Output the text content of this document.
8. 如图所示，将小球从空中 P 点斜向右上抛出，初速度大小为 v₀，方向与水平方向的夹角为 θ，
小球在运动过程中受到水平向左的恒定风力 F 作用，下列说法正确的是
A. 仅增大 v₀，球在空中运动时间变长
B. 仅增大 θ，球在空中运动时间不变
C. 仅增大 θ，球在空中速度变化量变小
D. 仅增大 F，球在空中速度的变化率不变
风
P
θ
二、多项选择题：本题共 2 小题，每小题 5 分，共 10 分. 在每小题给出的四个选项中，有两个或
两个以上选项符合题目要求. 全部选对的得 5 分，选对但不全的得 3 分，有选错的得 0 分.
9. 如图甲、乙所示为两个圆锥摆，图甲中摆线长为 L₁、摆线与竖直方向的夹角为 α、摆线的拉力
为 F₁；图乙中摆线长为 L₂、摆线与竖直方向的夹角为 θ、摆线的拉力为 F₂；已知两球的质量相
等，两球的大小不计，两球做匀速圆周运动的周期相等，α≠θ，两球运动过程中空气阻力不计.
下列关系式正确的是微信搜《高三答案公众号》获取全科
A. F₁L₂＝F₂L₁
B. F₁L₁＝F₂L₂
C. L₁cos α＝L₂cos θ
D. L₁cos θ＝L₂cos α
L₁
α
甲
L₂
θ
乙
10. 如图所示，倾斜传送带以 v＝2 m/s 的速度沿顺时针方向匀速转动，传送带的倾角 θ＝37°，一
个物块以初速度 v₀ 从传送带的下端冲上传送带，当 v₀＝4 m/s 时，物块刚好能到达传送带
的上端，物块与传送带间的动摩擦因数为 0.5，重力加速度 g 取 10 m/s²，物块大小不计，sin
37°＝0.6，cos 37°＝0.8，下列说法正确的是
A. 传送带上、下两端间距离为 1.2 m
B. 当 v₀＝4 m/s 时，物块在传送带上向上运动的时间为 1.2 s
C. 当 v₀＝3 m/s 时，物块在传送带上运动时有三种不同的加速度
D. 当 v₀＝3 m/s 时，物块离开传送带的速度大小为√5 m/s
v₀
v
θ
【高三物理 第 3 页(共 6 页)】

::::

Task to carry out:
From the records above, copy every line that holds the word "如图所示".

Response for this exercise:
8. 如图所示，将小球从空中 P 点斜向右上抛出，初速度大小为 v₀，方向与水平方向的夹角为 θ，
10. 如图所示，倾斜传送带以 v＝2 m/s 的速度沿顺时针方向匀速转动，传送带的倾角 θ＝37°，一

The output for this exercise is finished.